Assignment ::
With the pictures left out, repeat every entry that follows exactly.

Provided data ::

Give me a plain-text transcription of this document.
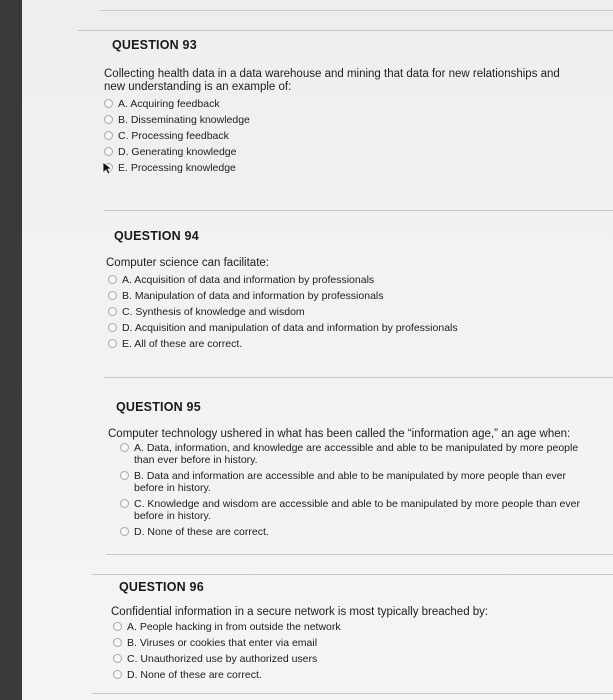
QUESTION 93
Collecting health data in a data warehouse and mining that data for new relationships and new understanding is an example of:
A. Acquiring feedback
B. Disseminating knowledge
C. Processing feedback
D. Generating knowledge
E. Processing knowledge
QUESTION 94
Computer science can facilitate:
A. Acquisition of data and information by professionals
B. Manipulation of data and information by professionals
C. Synthesis of knowledge and wisdom
D. Acquisition and manipulation of data and information by professionals
E. All of these are correct.
QUESTION 95
Computer technology ushered in what has been called the “information age,” an age when:
A. Data, information, and knowledge are accessible and able to be manipulated by more people than ever before in history.
B. Data and information are accessible and able to be manipulated by more people than ever before in history.
C. Knowledge and wisdom are accessible and able to be manipulated by more people than ever before in history.
D. None of these are correct.
QUESTION 96
Confidential information in a secure network is most typically breached by:
A. People hacking in from outside the network
B. Viruses or cookies that enter via email
C. Unauthorized use by authorized users
D. None of these are correct.
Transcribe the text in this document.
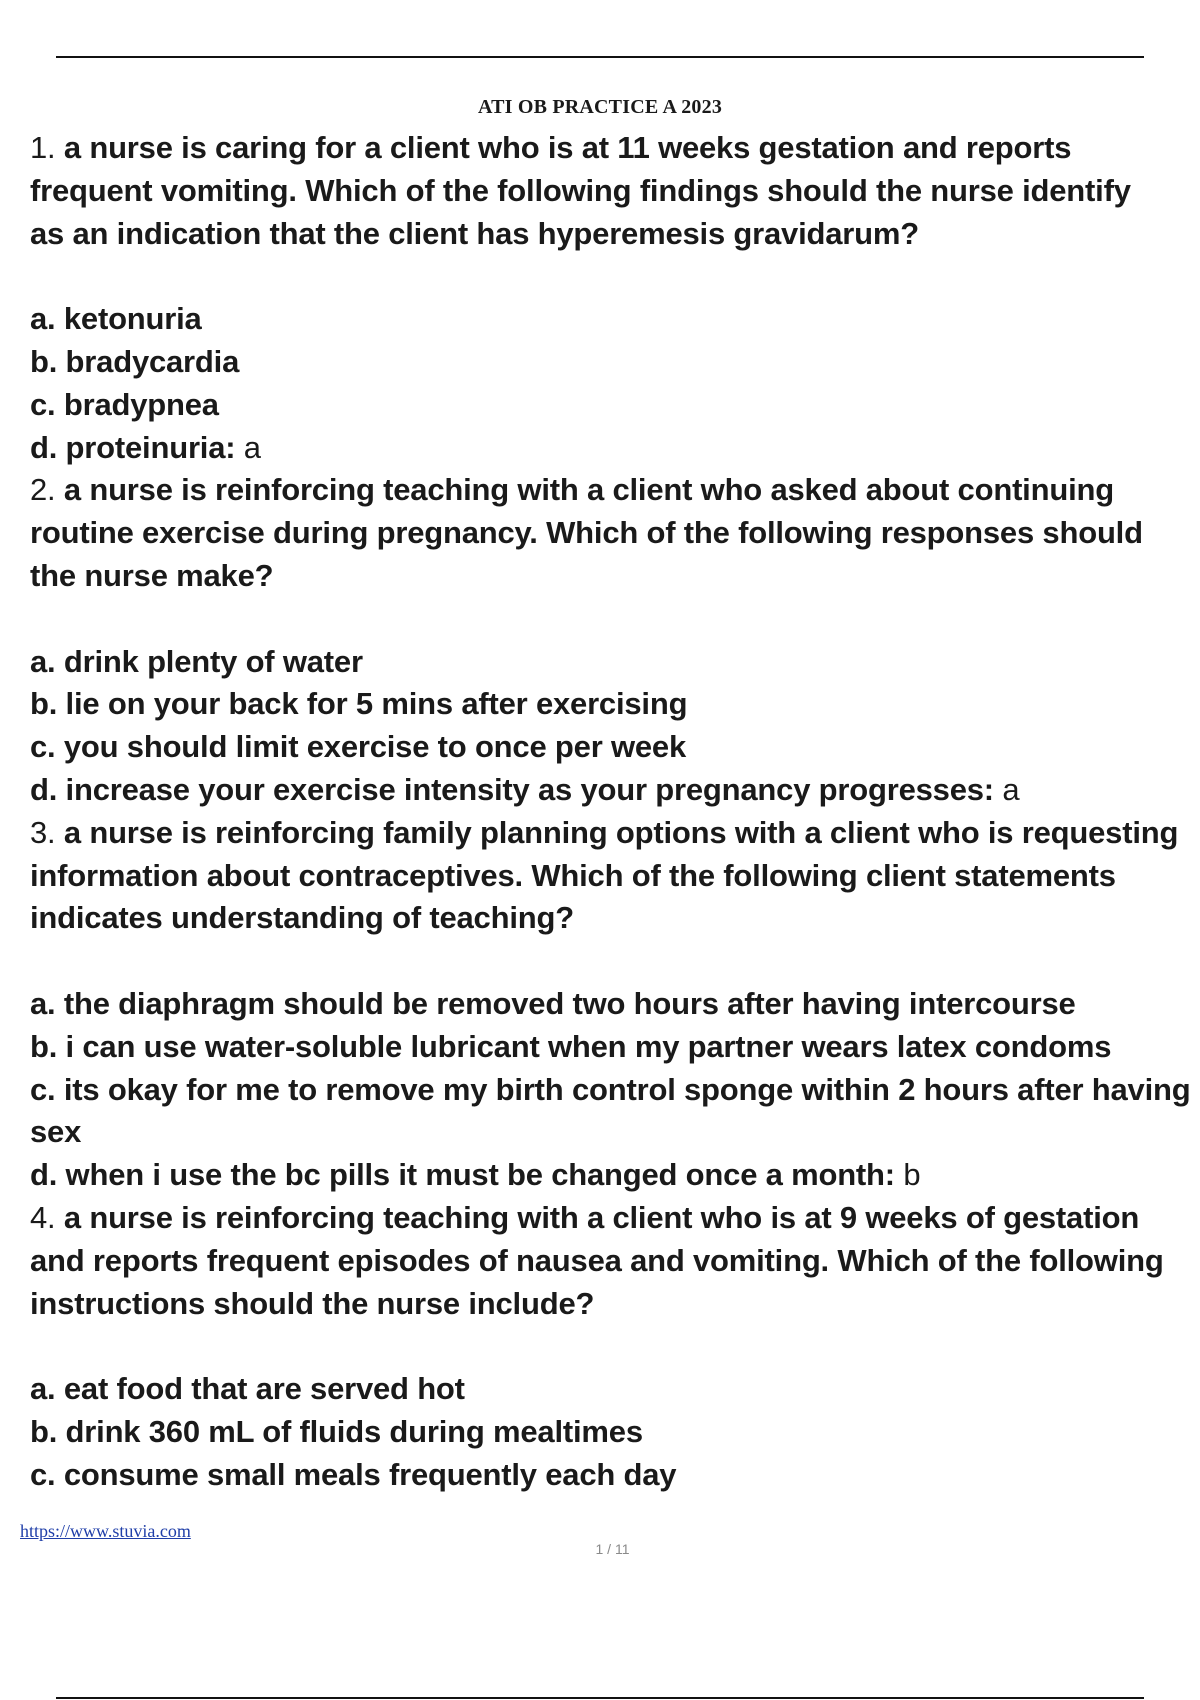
ATI OB PRACTICE A 2023
1. a nurse is caring for a client who is at 11 weeks gestation and reports
frequent vomiting. Which of the following findings should the nurse identify
as an indication that the client has hyperemesis gravidarum?
a. ketonuria
b. bradycardia
c. bradypnea
d. proteinuria: a
2. a nurse is reinforcing teaching with a client who asked about continuing
routine exercise during pregnancy. Which of the following responses should
the nurse make?
a. drink plenty of water
b. lie on your back for 5 mins after exercising
c. you should limit exercise to once per week
d. increase your exercise intensity as your pregnancy progresses: a
3. a nurse is reinforcing family planning options with a client who is requesting
information about contraceptives. Which of the following client statements
indicates understanding of teaching?
a. the diaphragm should be removed two hours after having intercourse
b. i can use water-soluble lubricant when my partner wears latex condoms
c. its okay for me to remove my birth control sponge within 2 hours after having
sex
d. when i use the bc pills it must be changed once a month: b
4. a nurse is reinforcing teaching with a client who is at 9 weeks of gestation
and reports frequent episodes of nausea and vomiting. Which of the following
instructions should the nurse include?
a. eat food that are served hot
b. drink 360 mL of fluids during mealtimes
c. consume small meals frequently each day
https://www.stuvia.com
1 / 11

The completed task ::
Give me a plain-text transcription of this document.
QUESTION 93
Collecting health data in a data warehouse and mining that data for new relationships and new understanding is an example of:
A. Acquiring feedback
B. Disseminating knowledge
C. Processing feedback
D. Generating knowledge
E. Processing knowledge
QUESTION 94
Computer science can facilitate:
A. Acquisition of data and information by professionals
B. Manipulation of data and information by professionals
C. Synthesis of knowledge and wisdom
D. Acquisition and manipulation of data and information by professionals
E. All of these are correct.
QUESTION 95
Computer technology ushered in what has been called the “information age,” an age when:
A. Data, information, and knowledge are accessible and able to be manipulated by more people than ever before in history.
B. Data and information are accessible and able to be manipulated by more people than ever before in history.
C. Knowledge and wisdom are accessible and able to be manipulated by more people than ever before in history.
D. None of these are correct.
QUESTION 96
Confidential information in a secure network is most typically breached by:
A. People hacking in from outside the network
B. Viruses or cookies that enter via email
C. Unauthorized use by authorized users
D. None of these are correct.
Transcribe the text in this document.
ATI OB PRACTICE A 2023
1. a nurse is caring for a client who is at 11 weeks gestation and reports
frequent vomiting. Which of the following findings should the nurse identify
as an indication that the client has hyperemesis gravidarum?
a. ketonuria
b. bradycardia
c. bradypnea
d. proteinuria: a
2. a nurse is reinforcing teaching with a client who asked about continuing
routine exercise during pregnancy. Which of the following responses should
the nurse make?
a. drink plenty of water
b. lie on your back for 5 mins after exercising
c. you should limit exercise to once per week
d. increase your exercise intensity as your pregnancy progresses: a
3. a nurse is reinforcing family planning options with a client who is requesting
information about contraceptives. Which of the following client statements
indicates understanding of teaching?
a. the diaphragm should be removed two hours after having intercourse
b. i can use water-soluble lubricant when my partner wears latex condoms
c. its okay for me to remove my birth control sponge within 2 hours after having
sex
d. when i use the bc pills it must be changed once a month: b
4. a nurse is reinforcing teaching with a client who is at 9 weeks of gestation
and reports frequent episodes of nausea and vomiting. Which of the following
instructions should the nurse include?
a. eat food that are served hot
b. drink 360 mL of fluids during mealtimes
c. consume small meals frequently each day
https://www.stuvia.com
1 / 11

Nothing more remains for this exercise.